# [Direction]
Reproduce the entries in full, with no changes.

# [Task input]

######

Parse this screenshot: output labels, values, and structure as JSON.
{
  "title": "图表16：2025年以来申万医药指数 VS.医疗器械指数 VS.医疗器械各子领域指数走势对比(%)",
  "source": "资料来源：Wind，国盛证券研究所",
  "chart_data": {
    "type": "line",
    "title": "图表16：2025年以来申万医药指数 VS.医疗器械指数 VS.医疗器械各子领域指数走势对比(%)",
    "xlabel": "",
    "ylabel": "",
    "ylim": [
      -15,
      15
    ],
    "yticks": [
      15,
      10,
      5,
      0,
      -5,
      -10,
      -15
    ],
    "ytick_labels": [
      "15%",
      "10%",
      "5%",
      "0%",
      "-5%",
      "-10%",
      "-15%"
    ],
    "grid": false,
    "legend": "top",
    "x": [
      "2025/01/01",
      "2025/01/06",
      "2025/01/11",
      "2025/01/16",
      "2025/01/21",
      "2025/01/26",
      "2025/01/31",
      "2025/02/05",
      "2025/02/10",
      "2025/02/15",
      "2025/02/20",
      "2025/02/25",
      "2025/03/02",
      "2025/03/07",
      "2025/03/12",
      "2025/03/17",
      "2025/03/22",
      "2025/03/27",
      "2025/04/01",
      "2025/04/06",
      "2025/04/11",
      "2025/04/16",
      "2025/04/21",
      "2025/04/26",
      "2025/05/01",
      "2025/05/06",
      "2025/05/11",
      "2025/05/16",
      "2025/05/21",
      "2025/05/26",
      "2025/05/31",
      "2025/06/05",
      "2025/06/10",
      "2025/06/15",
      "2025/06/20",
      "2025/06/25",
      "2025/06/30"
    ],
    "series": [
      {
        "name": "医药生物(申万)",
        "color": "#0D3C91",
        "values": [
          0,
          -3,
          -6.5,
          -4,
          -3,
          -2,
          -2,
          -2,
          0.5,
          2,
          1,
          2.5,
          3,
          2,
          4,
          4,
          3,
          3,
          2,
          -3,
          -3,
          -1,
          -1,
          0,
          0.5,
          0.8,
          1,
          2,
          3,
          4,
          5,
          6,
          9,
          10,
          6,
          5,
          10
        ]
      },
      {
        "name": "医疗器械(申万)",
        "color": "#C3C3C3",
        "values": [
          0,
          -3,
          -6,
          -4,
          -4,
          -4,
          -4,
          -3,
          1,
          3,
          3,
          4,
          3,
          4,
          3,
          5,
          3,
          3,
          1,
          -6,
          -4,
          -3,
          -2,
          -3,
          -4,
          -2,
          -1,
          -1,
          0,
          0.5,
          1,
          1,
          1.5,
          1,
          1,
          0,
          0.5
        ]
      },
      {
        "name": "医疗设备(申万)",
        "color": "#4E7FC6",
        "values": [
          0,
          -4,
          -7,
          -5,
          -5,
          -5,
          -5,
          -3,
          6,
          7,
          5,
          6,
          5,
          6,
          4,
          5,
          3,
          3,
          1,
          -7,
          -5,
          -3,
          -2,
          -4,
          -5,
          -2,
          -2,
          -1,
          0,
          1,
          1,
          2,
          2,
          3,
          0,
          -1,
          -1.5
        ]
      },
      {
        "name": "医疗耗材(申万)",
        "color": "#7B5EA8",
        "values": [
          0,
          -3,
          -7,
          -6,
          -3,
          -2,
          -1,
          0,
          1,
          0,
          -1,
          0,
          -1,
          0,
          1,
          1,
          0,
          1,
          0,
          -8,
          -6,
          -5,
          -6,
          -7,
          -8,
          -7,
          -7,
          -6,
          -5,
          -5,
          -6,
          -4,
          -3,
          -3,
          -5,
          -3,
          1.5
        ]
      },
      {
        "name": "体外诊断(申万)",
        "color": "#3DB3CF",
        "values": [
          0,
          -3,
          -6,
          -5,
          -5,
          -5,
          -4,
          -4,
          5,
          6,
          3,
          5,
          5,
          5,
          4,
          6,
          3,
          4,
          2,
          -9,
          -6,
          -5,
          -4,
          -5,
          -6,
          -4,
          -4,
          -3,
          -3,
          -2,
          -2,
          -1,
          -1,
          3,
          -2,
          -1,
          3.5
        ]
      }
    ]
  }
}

######

# [Correct response]
Parse this screenshot: output labels, values, and structure as JSON.
{
  "title": "图表16：2025年以来申万医药指数 VS.医疗器械指数 VS.医疗器械各子领域指数走势对比(%)",
  "source": "资料来源：Wind，国盛证券研究所",
  "chart_data": {
    "type": "line",
    "title": "图表16：2025年以来申万医药指数 VS.医疗器械指数 VS.医疗器械各子领域指数走势对比(%)",
    "xlabel": "",
    "ylabel": "",
    "ylim": [
      -15,
      15
    ],
    "yticks": [
      15,
      10,
      5,
      0,
      -5,
      -10,
      -15
    ],
    "ytick_labels": [
      "15%",
      "10%",
      "5%",
      "0%",
      "-5%",
      "-10%",
      "-15%"
    ],
    "grid": false,
    "legend": "top",
    "x": [
      "2025/01/01",
      "2025/01/06",
      "2025/01/11",
      "2025/01/16",
      "2025/01/21",
      "2025/01/26",
      "2025/01/31",
      "2025/02/05",
      "2025/02/10",
      "2025/02/15",
      "2025/02/20",
      "2025/02/25",
      "2025/03/02",
      "2025/03/07",
      "2025/03/12",
      "2025/03/17",
      "2025/03/22",
      "2025/03/27",
      "2025/04/01",
      "2025/04/06",
      "2025/04/11",
      "2025/04/16",
      "2025/04/21",
      "2025/04/26",
      "2025/05/01",
      "2025/05/06",
      "2025/05/11",
      "2025/05/16",
      "2025/05/21",
      "2025/05/26",
      "2025/05/31",
      "2025/06/05",
      "2025/06/10",
      "2025/06/15",
      "2025/06/20",
      "2025/06/25",
      "2025/06/30"
    ],
    "series": [
      {
        "name": "医药生物(申万)",
        "color": "#0D3C91",
        "values": [
          0,
          -3,
          -6.5,
          -4,
          -3,
          -2,
          -2,
          -2,
          0.5,
          2,
          1,
          2.5,
          3,
          2,
          4,
          4,
          3,
          3,
          2,
          -3,
          -3,
          -1,
          -1,
          0,
          0.5,
          0.8,
          1,
          2,
          3,
          4,
          5,
          6,
          9,
          10,
          6,
          5,
          10
        ]
      },
      {
        "name": "医疗器械(申万)",
        "color": "#C3C3C3",
        "values": [
          0,
          -3,
          -6,
          -4,
          -4,
          -4,
          -4,
          -3,
          1,
          3,
          3,
          4,
          3,
          4,
          3,
          5,
          3,
          3,
          1,
          -6,
          -4,
          -3,
          -2,
          -3,
          -4,
          -2,
          -1,
          -1,
          0,
          0.5,
          1,
          1,
          1.5,
          1,
          1,
          0,
          0.5
        ]
      },
      {
        "name": "医疗设备(申万)",
        "color": "#4E7FC6",
        "values": [
          0,
          -4,
          -7,
          -5,
          -5,
          -5,
          -5,
          -3,
          6,
          7,
          5,
          6,
          5,
          6,
          4,
          5,
          3,
          3,
          1,
          -7,
          -5,
          -3,
          -2,
          -4,
          -5,
          -2,
          -2,
          -1,
          0,
          1,
          1,
          2,
          2,
          3,
          0,
          -1,
          -1.5
        ]
      },
      {
        "name": "医疗耗材(申万)",
        "color": "#7B5EA8",
        "values": [
          0,
          -3,
          -7,
          -6,
          -3,
          -2,
          -1,
          0,
          1,
          0,
          -1,
          0,
          -1,
          0,
          1,
          1,
          0,
          1,
          0,
          -8,
          -6,
          -5,
          -6,
          -7,
          -8,
          -7,
          -7,
          -6,
          -5,
          -5,
          -6,
          -4,
          -3,
          -3,
          -5,
          -3,
          1.5
        ]
      },
      {
        "name": "体外诊断(申万)",
        "color": "#3DB3CF",
        "values": [
          0,
          -3,
          -6,
          -5,
          -5,
          -5,
          -4,
          -4,
          5,
          6,
          3,
          5,
          5,
          5,
          4,
          6,
          3,
          4,
          2,
          -9,
          -6,
          -5,
          -4,
          -5,
          -6,
          -4,
          -4,
          -3,
          -3,
          -2,
          -2,
          -1,
          -1,
          3,
          -2,
          -1,
          3.5
        ]
      }
    ]
  }
}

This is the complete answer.